(Some records):
********
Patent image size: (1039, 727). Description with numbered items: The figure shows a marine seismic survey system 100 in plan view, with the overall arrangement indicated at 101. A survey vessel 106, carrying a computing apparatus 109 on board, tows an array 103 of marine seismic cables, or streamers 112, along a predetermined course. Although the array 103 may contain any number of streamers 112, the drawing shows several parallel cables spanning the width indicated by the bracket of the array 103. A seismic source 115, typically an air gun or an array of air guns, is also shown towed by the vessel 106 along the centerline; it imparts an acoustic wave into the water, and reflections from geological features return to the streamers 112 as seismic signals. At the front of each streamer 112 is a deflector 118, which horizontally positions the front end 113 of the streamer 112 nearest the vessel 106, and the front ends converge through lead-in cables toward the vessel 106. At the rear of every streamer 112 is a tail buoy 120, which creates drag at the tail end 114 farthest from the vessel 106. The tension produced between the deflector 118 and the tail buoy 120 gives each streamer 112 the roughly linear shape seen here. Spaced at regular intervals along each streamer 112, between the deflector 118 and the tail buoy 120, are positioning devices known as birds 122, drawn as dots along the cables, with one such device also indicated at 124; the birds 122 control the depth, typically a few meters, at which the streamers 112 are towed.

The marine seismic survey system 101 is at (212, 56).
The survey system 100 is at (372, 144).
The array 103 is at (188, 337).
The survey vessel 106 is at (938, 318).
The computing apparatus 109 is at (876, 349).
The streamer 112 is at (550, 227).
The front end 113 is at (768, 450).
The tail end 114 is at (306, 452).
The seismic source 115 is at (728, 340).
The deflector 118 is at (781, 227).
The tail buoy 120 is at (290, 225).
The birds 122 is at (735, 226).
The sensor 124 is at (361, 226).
********
(WRITTEN TASK): Rewrite the data from the start through the line with "The deflector 118 is at (781, 227).", changing "plan view" to "top view" and leaving everything else as it is.

(OUTPUT):
Patent image size: (1039, 727). Description with numbered items: The figure shows a marine seismic survey system 100 in top view, with the overall arrangement indicated at 101. A survey vessel 106, carrying a computing apparatus 109 on board, tows an array 103 of marine seismic cables, or streamers 112, along a predetermined course. Although the array 103 may contain any number of streamers 112, the drawing shows several parallel cables spanning the width indicated by the bracket of the array 103. A seismic source 115, typically an air gun or an array of air guns, is also shown towed by the vessel 106 along the centerline; it imparts an acoustic wave into the water, and reflections from geological features return to the streamers 112 as seismic signals. At the front of each streamer 112 is a deflector 118, which horizontally positions the front end 113 of the streamer 112 nearest the vessel 106, and the front ends converge through lead-in cables toward the vessel 106. At the rear of every streamer 112 is a tail buoy 120, which creates drag at the tail end 114 farthest from the vessel 106. The tension produced between the deflector 118 and the tail buoy 120 gives each streamer 112 the roughly linear shape seen here. Spaced at regular intervals along each streamer 112, between the deflector 118 and the tail buoy 120, are positioning devices known as birds 122, drawn as dots along the cables, with one such device also indicated at 124; the birds 122 control the depth, typically a few meters, at which the streamers 112 are towed.

The marine seismic survey system 101 is at (212, 56).
The survey system 100 is at (372, 144).
The array 103 is at (188, 337).
The survey vessel 106 is at (938, 318).
The computing apparatus 109 is at (876, 349).
The streamer 112 is at (550, 227).
The front end 113 is at (768, 450).
The tail end 114 is at (306, 452).
The seismic source 115 is at (728, 340).
The deflector 118 is at (781, 227).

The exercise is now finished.